Die Stadt Leipzig – speziell das Sozialamt war sich weiterhin nicht zu blöd – die verkehrsmässig gute Anbindung des Standortes anzupreisen, der Ausländerbeauftragte meinte im Rahmen einer Podiumsdiskussion sogar, dass die Asylsuchenden doch einfach Fahrrad fahren könnten, das käme für sie am billigsten. Weiterhin wurden die guten Erfahrungen hinsichtlich der wohnqualität in Containerunerkünften angepriesen.

Davon wissen die Betroffenen nichts. Zahlreiche Bewohner des tristen und verfallenen Heims in der Torgauer Strasse erinnern sich mit Schrecken an das Wohnen im Container auf dem heute brach liegenden Gelände der Wodanstrasse 17a. In letzter Minute ersetzte die Stadtverwaltung den Passus „Containerunterkunft“ aufgrund des aufkeimenden Protestes in „Unterkunft in Systembauweise“ im entsprechenden Beschlussvorschlag. In der Wodanstrasse sollten an die 300 Personen untergebracht werden – in den existenten Heimen waren es jeweils 175 bzw 100 gewesen.

▶ _DATENAUSZUG_

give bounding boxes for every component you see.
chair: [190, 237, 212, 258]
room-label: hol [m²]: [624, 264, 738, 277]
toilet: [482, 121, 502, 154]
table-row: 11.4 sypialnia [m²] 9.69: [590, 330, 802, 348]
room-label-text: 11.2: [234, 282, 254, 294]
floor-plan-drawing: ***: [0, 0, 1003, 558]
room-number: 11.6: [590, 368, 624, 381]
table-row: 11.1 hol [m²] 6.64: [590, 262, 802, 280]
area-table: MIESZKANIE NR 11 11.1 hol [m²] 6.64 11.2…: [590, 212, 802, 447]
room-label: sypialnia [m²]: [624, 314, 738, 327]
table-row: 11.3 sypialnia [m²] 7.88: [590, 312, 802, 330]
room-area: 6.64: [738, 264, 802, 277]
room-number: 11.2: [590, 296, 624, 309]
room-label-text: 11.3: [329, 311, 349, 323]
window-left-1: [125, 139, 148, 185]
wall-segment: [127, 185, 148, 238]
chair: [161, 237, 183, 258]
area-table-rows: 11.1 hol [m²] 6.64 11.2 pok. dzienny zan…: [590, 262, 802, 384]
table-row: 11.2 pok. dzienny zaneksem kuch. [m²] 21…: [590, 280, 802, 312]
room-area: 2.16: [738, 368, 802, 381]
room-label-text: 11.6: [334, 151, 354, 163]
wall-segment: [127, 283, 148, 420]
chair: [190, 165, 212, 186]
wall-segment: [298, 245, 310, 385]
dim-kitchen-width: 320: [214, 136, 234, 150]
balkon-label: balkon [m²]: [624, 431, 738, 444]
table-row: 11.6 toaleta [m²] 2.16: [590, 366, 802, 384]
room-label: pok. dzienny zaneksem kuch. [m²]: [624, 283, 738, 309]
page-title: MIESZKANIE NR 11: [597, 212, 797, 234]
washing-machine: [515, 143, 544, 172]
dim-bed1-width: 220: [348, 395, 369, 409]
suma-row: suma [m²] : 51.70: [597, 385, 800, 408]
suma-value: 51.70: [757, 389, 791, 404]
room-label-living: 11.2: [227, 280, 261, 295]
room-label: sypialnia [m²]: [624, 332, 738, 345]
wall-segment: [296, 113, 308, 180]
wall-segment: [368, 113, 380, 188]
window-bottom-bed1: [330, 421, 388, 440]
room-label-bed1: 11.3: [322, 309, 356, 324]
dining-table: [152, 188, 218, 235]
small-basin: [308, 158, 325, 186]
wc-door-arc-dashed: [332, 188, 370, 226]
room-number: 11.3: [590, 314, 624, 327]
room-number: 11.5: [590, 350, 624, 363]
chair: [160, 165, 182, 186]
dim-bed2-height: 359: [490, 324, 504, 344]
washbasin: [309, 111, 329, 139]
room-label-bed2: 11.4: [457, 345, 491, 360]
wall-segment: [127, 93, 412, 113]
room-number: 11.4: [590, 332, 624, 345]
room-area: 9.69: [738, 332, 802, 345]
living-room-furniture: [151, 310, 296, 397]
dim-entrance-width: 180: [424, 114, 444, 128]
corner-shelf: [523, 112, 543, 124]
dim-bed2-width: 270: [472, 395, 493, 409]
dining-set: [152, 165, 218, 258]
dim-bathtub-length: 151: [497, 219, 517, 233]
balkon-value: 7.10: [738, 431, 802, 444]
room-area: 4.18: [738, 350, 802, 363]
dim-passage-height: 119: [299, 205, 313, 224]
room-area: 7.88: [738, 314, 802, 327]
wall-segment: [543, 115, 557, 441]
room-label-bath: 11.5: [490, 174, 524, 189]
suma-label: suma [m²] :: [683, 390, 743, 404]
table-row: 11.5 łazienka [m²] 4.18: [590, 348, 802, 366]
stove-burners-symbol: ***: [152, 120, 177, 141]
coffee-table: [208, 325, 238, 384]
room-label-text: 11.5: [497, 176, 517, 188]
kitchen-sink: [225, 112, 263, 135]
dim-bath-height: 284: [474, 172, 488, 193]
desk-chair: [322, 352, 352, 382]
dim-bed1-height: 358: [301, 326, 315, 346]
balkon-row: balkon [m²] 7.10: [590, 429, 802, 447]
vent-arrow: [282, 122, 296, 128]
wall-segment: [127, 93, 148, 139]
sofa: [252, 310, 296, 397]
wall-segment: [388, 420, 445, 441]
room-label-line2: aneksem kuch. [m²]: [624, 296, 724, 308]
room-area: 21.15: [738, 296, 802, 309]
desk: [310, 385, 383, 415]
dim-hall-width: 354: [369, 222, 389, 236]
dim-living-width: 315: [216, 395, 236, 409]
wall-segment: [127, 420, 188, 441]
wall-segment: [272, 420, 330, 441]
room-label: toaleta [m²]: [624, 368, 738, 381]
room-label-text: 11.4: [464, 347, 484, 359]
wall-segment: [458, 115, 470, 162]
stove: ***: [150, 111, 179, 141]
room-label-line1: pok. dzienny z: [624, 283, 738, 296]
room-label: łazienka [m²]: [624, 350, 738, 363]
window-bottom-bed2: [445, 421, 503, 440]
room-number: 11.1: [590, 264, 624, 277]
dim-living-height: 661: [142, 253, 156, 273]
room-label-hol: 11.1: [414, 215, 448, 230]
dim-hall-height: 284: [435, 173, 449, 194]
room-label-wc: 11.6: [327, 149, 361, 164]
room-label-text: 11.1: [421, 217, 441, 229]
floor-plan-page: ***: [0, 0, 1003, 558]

▶ _AUFGABEN BEARBEITEN_
- A) Wie viele Personen sollten laut dem Text über die Asylunterkunft in Leipzig in der Wodanstrasse untergebracht werden?
- B) Schreibe den Text über die Asylunterkunft in Leipzig weiter, beginnend nach seinem letzten Satz.

▶ _DEINE ANTWORTEN_
- A) An die 300 Personen.

- B)
Das Leben in Sammelunterkünften bedeutet für die Betroffenen eine Verschlechterung der ohnehin prekären Lebensbedingungen und einen weiteren Schritt hin zur Desintegration – den zwangsweisen Verzicht auf Privatsphäre, auf Anbindung an das soziale Leben und permanente soziale Kontrolle durch Wachmenschen und auch MitbewohnerInnen.

Die gute Nachricht ist: die Wodanstrasse wird nicht gebaut. Im November 2009 wurde bekannt, dass die finanziellen Vorstellungen von potentiellen Betreibern und Stadt Leipzig so weit auseinander gingen, dass es nicht zum Vertragsabschluss über die Errichtung und Betreibung des geplanten Heimes kam. Die Proteste, die der Initiativkreis für die Integration von AsylbewerberInnen in Leipzig von Beginn an gegen das Vorhaben initiiert hatte, hatten einen gewichtigen Anteil am Scheitern des Vorhabens.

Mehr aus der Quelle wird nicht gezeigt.